[begin Supplied material]

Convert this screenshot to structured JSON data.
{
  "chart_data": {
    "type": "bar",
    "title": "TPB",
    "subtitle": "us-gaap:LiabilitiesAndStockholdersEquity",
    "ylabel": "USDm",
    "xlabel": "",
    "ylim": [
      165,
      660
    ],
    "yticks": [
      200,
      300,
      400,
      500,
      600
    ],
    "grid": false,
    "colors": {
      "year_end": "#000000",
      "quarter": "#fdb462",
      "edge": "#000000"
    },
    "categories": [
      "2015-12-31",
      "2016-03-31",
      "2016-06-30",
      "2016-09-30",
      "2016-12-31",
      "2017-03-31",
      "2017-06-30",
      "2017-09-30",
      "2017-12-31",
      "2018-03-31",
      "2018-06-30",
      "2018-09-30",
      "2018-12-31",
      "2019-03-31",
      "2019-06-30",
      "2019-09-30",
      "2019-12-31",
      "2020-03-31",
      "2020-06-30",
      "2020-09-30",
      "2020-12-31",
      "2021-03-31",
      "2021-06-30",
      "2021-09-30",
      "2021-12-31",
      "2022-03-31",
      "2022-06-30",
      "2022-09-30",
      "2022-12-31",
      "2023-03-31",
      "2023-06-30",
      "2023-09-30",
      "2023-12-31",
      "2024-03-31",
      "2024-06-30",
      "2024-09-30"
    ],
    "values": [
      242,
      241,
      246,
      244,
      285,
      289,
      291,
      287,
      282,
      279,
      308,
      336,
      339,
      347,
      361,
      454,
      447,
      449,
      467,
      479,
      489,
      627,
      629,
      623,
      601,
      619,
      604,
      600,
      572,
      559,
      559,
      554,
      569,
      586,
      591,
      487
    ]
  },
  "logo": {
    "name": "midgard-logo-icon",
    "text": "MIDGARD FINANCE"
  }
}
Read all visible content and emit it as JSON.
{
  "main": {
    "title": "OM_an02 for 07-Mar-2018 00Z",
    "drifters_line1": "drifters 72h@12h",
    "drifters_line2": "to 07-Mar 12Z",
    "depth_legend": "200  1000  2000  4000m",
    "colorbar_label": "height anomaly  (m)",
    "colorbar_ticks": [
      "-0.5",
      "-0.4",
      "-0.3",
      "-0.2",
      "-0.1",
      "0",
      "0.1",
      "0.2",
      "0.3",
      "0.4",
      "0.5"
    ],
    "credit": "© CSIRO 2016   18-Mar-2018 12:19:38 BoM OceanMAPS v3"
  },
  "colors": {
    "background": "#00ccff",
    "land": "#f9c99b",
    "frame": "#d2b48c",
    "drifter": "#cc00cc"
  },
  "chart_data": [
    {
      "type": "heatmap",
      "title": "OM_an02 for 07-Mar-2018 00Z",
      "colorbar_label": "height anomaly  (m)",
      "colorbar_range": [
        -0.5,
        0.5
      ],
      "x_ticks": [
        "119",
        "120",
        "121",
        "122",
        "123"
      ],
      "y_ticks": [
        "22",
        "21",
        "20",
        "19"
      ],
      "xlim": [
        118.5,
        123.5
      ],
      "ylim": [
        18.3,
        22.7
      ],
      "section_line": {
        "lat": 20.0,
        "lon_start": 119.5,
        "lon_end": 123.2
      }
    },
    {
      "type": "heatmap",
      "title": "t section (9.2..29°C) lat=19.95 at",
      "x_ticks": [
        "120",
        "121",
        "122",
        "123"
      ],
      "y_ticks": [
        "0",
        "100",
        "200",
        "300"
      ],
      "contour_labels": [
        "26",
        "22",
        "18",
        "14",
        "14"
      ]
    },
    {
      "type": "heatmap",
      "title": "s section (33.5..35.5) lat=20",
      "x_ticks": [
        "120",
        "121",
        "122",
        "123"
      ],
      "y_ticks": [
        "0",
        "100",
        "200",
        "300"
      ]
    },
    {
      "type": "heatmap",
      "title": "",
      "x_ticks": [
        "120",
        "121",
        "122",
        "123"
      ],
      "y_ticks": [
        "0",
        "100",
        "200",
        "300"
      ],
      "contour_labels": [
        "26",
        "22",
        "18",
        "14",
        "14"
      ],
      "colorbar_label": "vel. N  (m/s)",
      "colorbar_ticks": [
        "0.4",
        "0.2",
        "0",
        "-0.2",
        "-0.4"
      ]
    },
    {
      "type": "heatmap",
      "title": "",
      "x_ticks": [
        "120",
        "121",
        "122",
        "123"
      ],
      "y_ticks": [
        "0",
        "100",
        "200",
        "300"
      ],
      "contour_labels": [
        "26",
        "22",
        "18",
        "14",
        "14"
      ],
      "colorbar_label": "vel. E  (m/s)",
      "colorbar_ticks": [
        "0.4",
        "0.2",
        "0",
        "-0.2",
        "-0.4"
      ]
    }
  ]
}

[end Supplied material]

» Required task
Each line that holds the word "height" is to be copied.

» Answer to this task
    "colorbar_label": "height anomaly  (m)",
      "colorbar_label": "height anomaly  (m)",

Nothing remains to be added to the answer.